| Items from a figure collection |

= = =

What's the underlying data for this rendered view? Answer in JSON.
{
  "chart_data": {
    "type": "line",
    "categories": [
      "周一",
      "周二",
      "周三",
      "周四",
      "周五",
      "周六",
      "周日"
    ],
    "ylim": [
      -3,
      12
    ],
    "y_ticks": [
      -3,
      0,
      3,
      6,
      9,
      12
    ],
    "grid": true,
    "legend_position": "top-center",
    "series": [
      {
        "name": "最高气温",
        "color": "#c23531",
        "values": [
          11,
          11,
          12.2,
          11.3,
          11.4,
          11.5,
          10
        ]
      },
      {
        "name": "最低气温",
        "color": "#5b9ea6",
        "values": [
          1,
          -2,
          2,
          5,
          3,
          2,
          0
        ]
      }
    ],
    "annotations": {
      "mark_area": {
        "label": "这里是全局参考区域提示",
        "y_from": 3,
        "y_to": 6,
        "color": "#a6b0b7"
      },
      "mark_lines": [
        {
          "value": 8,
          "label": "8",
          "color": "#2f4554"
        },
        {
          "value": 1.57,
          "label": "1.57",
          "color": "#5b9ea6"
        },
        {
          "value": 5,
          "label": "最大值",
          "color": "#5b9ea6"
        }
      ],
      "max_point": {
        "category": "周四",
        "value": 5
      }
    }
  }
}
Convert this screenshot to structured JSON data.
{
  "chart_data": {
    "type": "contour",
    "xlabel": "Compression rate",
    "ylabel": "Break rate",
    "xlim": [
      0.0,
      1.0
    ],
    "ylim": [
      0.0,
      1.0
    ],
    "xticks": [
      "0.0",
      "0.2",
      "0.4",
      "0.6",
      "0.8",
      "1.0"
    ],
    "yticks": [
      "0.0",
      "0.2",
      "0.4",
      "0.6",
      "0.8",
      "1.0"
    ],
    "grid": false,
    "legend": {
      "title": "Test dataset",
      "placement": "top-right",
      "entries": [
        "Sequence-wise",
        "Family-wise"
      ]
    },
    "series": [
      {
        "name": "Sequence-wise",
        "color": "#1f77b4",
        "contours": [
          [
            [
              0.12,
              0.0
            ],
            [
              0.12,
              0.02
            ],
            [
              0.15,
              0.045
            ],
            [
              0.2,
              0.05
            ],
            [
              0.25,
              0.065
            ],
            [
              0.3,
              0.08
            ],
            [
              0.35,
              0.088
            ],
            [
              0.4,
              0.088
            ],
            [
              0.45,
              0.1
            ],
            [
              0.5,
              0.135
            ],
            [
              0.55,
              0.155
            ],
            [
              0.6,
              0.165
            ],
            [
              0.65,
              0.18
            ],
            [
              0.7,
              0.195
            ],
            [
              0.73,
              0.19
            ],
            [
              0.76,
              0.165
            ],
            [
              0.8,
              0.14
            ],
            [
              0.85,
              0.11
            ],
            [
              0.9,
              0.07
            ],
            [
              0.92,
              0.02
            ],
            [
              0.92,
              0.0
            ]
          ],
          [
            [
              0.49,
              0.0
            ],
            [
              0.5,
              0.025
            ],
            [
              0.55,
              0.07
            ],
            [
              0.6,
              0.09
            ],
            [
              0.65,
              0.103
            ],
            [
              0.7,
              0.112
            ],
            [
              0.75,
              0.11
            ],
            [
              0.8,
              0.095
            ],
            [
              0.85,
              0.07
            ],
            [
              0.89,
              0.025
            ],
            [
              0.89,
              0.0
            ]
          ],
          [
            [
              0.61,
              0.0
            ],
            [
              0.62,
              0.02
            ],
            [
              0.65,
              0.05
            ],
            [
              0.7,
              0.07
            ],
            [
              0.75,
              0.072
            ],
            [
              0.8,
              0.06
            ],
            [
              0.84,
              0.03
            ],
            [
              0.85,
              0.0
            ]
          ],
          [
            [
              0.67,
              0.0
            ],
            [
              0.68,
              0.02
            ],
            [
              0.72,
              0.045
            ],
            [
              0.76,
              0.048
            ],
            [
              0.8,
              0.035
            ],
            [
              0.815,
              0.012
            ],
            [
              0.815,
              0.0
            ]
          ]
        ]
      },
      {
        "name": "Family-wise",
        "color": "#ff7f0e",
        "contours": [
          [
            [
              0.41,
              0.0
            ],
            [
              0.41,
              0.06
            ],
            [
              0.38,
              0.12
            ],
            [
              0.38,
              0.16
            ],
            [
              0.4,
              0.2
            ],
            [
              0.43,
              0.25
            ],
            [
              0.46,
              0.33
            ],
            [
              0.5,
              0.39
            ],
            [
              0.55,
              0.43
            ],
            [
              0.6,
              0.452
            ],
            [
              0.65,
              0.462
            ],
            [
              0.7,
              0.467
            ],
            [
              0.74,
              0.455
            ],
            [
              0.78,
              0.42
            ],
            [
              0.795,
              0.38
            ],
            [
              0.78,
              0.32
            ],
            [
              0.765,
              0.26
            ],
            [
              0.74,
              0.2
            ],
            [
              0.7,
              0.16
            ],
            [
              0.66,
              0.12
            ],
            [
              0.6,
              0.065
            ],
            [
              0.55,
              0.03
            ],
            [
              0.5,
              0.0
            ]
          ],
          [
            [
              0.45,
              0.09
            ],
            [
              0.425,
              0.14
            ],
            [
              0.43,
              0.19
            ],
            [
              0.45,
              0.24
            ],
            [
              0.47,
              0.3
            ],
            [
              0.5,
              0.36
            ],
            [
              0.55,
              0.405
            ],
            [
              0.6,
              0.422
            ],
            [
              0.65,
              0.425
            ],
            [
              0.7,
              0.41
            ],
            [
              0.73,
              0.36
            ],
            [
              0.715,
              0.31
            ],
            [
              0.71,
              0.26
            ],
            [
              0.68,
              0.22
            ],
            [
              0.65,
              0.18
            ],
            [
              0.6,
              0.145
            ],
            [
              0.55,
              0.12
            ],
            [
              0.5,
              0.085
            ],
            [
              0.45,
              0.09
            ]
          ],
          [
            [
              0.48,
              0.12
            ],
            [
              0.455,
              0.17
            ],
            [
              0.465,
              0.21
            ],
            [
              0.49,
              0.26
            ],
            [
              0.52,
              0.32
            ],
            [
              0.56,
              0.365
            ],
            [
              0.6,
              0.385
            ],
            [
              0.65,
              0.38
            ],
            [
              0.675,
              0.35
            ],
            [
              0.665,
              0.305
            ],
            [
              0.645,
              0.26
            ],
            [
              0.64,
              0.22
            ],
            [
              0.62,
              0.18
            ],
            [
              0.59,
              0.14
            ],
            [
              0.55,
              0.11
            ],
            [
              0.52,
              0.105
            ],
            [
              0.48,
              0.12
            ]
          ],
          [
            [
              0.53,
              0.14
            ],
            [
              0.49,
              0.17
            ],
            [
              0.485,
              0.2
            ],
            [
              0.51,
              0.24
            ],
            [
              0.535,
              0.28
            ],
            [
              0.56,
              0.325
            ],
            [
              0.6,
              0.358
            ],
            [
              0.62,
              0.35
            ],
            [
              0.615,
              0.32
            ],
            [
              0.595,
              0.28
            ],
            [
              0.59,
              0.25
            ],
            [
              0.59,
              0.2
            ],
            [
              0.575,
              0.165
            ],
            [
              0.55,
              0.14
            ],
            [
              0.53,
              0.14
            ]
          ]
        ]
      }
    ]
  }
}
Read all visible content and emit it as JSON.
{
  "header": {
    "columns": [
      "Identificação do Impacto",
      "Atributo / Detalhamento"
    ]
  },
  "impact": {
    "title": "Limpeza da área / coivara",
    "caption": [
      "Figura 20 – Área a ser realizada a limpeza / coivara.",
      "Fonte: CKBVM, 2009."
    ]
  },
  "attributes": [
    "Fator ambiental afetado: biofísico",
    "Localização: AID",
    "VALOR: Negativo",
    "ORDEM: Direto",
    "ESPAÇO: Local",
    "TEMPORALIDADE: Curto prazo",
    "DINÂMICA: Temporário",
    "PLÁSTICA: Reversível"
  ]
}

= = =

| WHAT TO WORK ON |
Extract every entry in the listing word for word.

| ANSWER IN FULL |
What's the underlying data for this rendered view? Answer in JSON.
{
  "chart_data": {
    "type": "line",
    "categories": [
      "周一",
      "周二",
      "周三",
      "周四",
      "周五",
      "周六",
      "周日"
    ],
    "ylim": [
      -3,
      12
    ],
    "y_ticks": [
      -3,
      0,
      3,
      6,
      9,
      12
    ],
    "grid": true,
    "legend_position": "top-center",
    "series": [
      {
        "name": "最高气温",
        "color": "#c23531",
        "values": [
          11,
          11,
          12.2,
          11.3,
          11.4,
          11.5,
          10
        ]
      },
      {
        "name": "最低气温",
        "color": "#5b9ea6",
        "values": [
          1,
          -2,
          2,
          5,
          3,
          2,
          0
        ]
      }
    ],
    "annotations": {
      "mark_area": {
        "label": "这里是全局参考区域提示",
        "y_from": 3,
        "y_to": 6,
        "color": "#a6b0b7"
      },
      "mark_lines": [
        {
          "value": 8,
          "label": "8",
          "color": "#2f4554"
        },
        {
          "value": 1.57,
          "label": "1.57",
          "color": "#5b9ea6"
        },
        {
          "value": 5,
          "label": "最大值",
          "color": "#5b9ea6"
        }
      ],
      "max_point": {
        "category": "周四",
        "value": 5
      }
    }
  }
}
Convert this screenshot to structured JSON data.
{
  "chart_data": {
    "type": "contour",
    "xlabel": "Compression rate",
    "ylabel": "Break rate",
    "xlim": [
      0.0,
      1.0
    ],
    "ylim": [
      0.0,
      1.0
    ],
    "xticks": [
      "0.0",
      "0.2",
      "0.4",
      "0.6",
      "0.8",
      "1.0"
    ],
    "yticks": [
      "0.0",
      "0.2",
      "0.4",
      "0.6",
      "0.8",
      "1.0"
    ],
    "grid": false,
    "legend": {
      "title": "Test dataset",
      "placement": "top-right",
      "entries": [
        "Sequence-wise",
        "Family-wise"
      ]
    },
    "series": [
      {
        "name": "Sequence-wise",
        "color": "#1f77b4",
        "contours": [
          [
            [
              0.12,
              0.0
            ],
            [
              0.12,
              0.02
            ],
            [
              0.15,
              0.045
            ],
            [
              0.2,
              0.05
            ],
            [
              0.25,
              0.065
            ],
            [
              0.3,
              0.08
            ],
            [
              0.35,
              0.088
            ],
            [
              0.4,
              0.088
            ],
            [
              0.45,
              0.1
            ],
            [
              0.5,
              0.135
            ],
            [
              0.55,
              0.155
            ],
            [
              0.6,
              0.165
            ],
            [
              0.65,
              0.18
            ],
            [
              0.7,
              0.195
            ],
            [
              0.73,
              0.19
            ],
            [
              0.76,
              0.165
            ],
            [
              0.8,
              0.14
            ],
            [
              0.85,
              0.11
            ],
            [
              0.9,
              0.07
            ],
            [
              0.92,
              0.02
            ],
            [
              0.92,
              0.0
            ]
          ],
          [
            [
              0.49,
              0.0
            ],
            [
              0.5,
              0.025
            ],
            [
              0.55,
              0.07
            ],
            [
              0.6,
              0.09
            ],
            [
              0.65,
              0.103
            ],
            [
              0.7,
              0.112
            ],
            [
              0.75,
              0.11
            ],
            [
              0.8,
              0.095
            ],
            [
              0.85,
              0.07
            ],
            [
              0.89,
              0.025
            ],
            [
              0.89,
              0.0
            ]
          ],
          [
            [
              0.61,
              0.0
            ],
            [
              0.62,
              0.02
            ],
            [
              0.65,
              0.05
            ],
            [
              0.7,
              0.07
            ],
            [
              0.75,
              0.072
            ],
            [
              0.8,
              0.06
            ],
            [
              0.84,
              0.03
            ],
            [
              0.85,
              0.0
            ]
          ],
          [
            [
              0.67,
              0.0
            ],
            [
              0.68,
              0.02
            ],
            [
              0.72,
              0.045
            ],
            [
              0.76,
              0.048
            ],
            [
              0.8,
              0.035
            ],
            [
              0.815,
              0.012
            ],
            [
              0.815,
              0.0
            ]
          ]
        ]
      },
      {
        "name": "Family-wise",
        "color": "#ff7f0e",
        "contours": [
          [
            [
              0.41,
              0.0
            ],
            [
              0.41,
              0.06
            ],
            [
              0.38,
              0.12
            ],
            [
              0.38,
              0.16
            ],
            [
              0.4,
              0.2
            ],
            [
              0.43,
              0.25
            ],
            [
              0.46,
              0.33
            ],
            [
              0.5,
              0.39
            ],
            [
              0.55,
              0.43
            ],
            [
              0.6,
              0.452
            ],
            [
              0.65,
              0.462
            ],
            [
              0.7,
              0.467
            ],
            [
              0.74,
              0.455
            ],
            [
              0.78,
              0.42
            ],
            [
              0.795,
              0.38
            ],
            [
              0.78,
              0.32
            ],
            [
              0.765,
              0.26
            ],
            [
              0.74,
              0.2
            ],
            [
              0.7,
              0.16
            ],
            [
              0.66,
              0.12
            ],
            [
              0.6,
              0.065
            ],
            [
              0.55,
              0.03
            ],
            [
              0.5,
              0.0
            ]
          ],
          [
            [
              0.45,
              0.09
            ],
            [
              0.425,
              0.14
            ],
            [
              0.43,
              0.19
            ],
            [
              0.45,
              0.24
            ],
            [
              0.47,
              0.3
            ],
            [
              0.5,
              0.36
            ],
            [
              0.55,
              0.405
            ],
            [
              0.6,
              0.422
            ],
            [
              0.65,
              0.425
            ],
            [
              0.7,
              0.41
            ],
            [
              0.73,
              0.36
            ],
            [
              0.715,
              0.31
            ],
            [
              0.71,
              0.26
            ],
            [
              0.68,
              0.22
            ],
            [
              0.65,
              0.18
            ],
            [
              0.6,
              0.145
            ],
            [
              0.55,
              0.12
            ],
            [
              0.5,
              0.085
            ],
            [
              0.45,
              0.09
            ]
          ],
          [
            [
              0.48,
              0.12
            ],
            [
              0.455,
              0.17
            ],
            [
              0.465,
              0.21
            ],
            [
              0.49,
              0.26
            ],
            [
              0.52,
              0.32
            ],
            [
              0.56,
              0.365
            ],
            [
              0.6,
              0.385
            ],
            [
              0.65,
              0.38
            ],
            [
              0.675,
              0.35
            ],
            [
              0.665,
              0.305
            ],
            [
              0.645,
              0.26
            ],
            [
              0.64,
              0.22
            ],
            [
              0.62,
              0.18
            ],
            [
              0.59,
              0.14
            ],
            [
              0.55,
              0.11
            ],
            [
              0.52,
              0.105
            ],
            [
              0.48,
              0.12
            ]
          ],
          [
            [
              0.53,
              0.14
            ],
            [
              0.49,
              0.17
            ],
            [
              0.485,
              0.2
            ],
            [
              0.51,
              0.24
            ],
            [
              0.535,
              0.28
            ],
            [
              0.56,
              0.325
            ],
            [
              0.6,
              0.358
            ],
            [
              0.62,
              0.35
            ],
            [
              0.615,
              0.32
            ],
            [
              0.595,
              0.28
            ],
            [
              0.59,
              0.25
            ],
            [
              0.59,
              0.2
            ],
            [
              0.575,
              0.165
            ],
            [
              0.55,
              0.14
            ],
            [
              0.53,
              0.14
            ]
          ]
        ]
      }
    ]
  }
}
Read all visible content and emit it as JSON.
{
  "header": {
    "columns": [
      "Identificação do Impacto",
      "Atributo / Detalhamento"
    ]
  },
  "impact": {
    "title": "Limpeza da área / coivara",
    "caption": [
      "Figura 20 – Área a ser realizada a limpeza / coivara.",
      "Fonte: CKBVM, 2009."
    ]
  },
  "attributes": [
    "Fator ambiental afetado: biofísico",
    "Localização: AID",
    "VALOR: Negativo",
    "ORDEM: Direto",
    "ESPAÇO: Local",
    "TEMPORALIDADE: Curto prazo",
    "DINÂMICA: Temporário",
    "PLÁSTICA: Reversível"
  ]
}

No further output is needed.